## Задания
1) Изложите отрывок о Джойсе в двух предложениях.
2) Выпишите из отрывка о Джойсе все определения, которые в нем даны антропологии Джойса.
3) Продолжите отрывок о Джойсе, начав сразу после его последнего предложения.

## Исходный отрывок
------------------------------------------------------------
Плоть против духа, зрелость против невинности — таковы опоры мировоззрения Отца.
Каждая эпоха пишет своего человека: средневекового, фаустовского, музилевского, человека с определенными свойствами и без свойств… Джойсовская модель человека — модернистская и структуралистская по духу: личность — это совокупность элементов, взятых в разных пропорциях, оттого Блум Всякий-и-Никто, сгусток ролей, играемых последовательно и одновременно, носитель типовых человеческих качеств и человек вообще. Антропология Джойса сродни его поэтике: она сериальна, иерархична, в чем-то даже космична. Все люди — разные, но с одной и той же структурой, человек — структурированная цельность, каждому — в свою меру — свойственно то, что в свою — другому.
------------------------------------------------------------
## Строки листинга
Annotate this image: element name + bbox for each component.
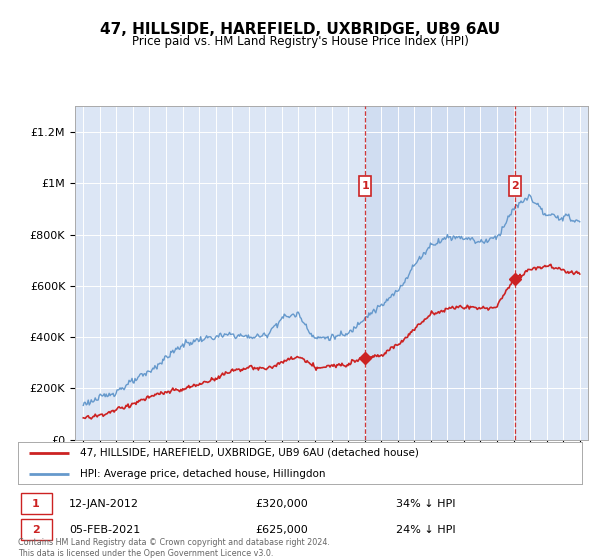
------------------------------------------------------------
## Ответы
1) Каждая эпоха создает свою модель человека, и джойсовская модель модернистская и структуралистская: личность в ней есть совокупность элементов в разных пропорциях, поэтому Блум оказывается Всяким-и-Никем, сгустком ролей и человеком вообще. Антропология Джойса сродни его поэтике, и все люди в ней разные, но устроены по одной и той же структуре.

2) сериальна, иерархична, в чем-то даже космична

3)
Разные, Стивен и Блум одинаково воспринимают мир: свою изолированность, отчужденность, враждебность других. "Будет ли он называться Христом или Блумом или как-нибудь иначе, secundum carnem". В их сознании возникают те же мысли, фразы, ассоциации. Воистину "каждый может быть каждым". Они транс-цендентно связаны своей природой, хотя и не знают друг друга. Затем происходит встреча: Одиссей находит своего Телемака. Но связь тут же рвется, они быстро расходятся — навсегда.
ВСЁ ОБО ВСЕМ
Здесь нет ничего случайного. Каждый эпизод имеет свой подтекст, каждой части соответствует своя ассоциация, свой прототип из Одиссеи, свое искусство, наука, свой лейтмотив, идея, время возраст души, свой цвет, запах, своя часть тела, своя форма, свой стиль.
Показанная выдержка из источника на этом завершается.